### Data for this task

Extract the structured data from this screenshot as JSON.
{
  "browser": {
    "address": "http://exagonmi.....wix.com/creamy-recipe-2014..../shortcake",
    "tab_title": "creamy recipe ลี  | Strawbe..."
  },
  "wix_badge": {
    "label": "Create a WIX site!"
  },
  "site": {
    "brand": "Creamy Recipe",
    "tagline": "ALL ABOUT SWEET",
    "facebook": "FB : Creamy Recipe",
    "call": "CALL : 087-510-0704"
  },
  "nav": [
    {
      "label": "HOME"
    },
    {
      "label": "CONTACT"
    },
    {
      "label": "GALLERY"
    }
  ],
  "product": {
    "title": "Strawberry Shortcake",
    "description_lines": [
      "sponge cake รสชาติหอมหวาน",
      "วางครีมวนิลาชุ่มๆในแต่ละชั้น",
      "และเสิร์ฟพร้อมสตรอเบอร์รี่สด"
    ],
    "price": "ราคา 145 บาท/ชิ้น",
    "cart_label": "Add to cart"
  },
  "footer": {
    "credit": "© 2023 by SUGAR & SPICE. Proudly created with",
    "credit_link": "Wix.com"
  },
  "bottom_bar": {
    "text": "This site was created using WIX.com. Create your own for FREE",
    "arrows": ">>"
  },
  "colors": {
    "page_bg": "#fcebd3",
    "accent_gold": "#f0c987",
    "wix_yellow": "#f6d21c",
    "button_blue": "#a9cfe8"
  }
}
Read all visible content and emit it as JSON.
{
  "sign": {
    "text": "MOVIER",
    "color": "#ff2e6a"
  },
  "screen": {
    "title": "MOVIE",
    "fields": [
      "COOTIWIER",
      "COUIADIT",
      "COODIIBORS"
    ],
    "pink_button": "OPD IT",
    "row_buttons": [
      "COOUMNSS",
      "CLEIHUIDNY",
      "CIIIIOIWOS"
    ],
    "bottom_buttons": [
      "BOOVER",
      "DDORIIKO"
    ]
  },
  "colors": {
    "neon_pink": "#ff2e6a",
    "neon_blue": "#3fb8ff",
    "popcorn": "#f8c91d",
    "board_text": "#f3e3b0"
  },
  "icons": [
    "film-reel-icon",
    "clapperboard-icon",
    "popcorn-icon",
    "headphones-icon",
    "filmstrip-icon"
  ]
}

######

## Instructions for the task
From the data above, copy each line where the string "JSON" appears.

## Answer to this problem
Extract the structured data from this screenshot as JSON.
Read all visible content and emit it as JSON.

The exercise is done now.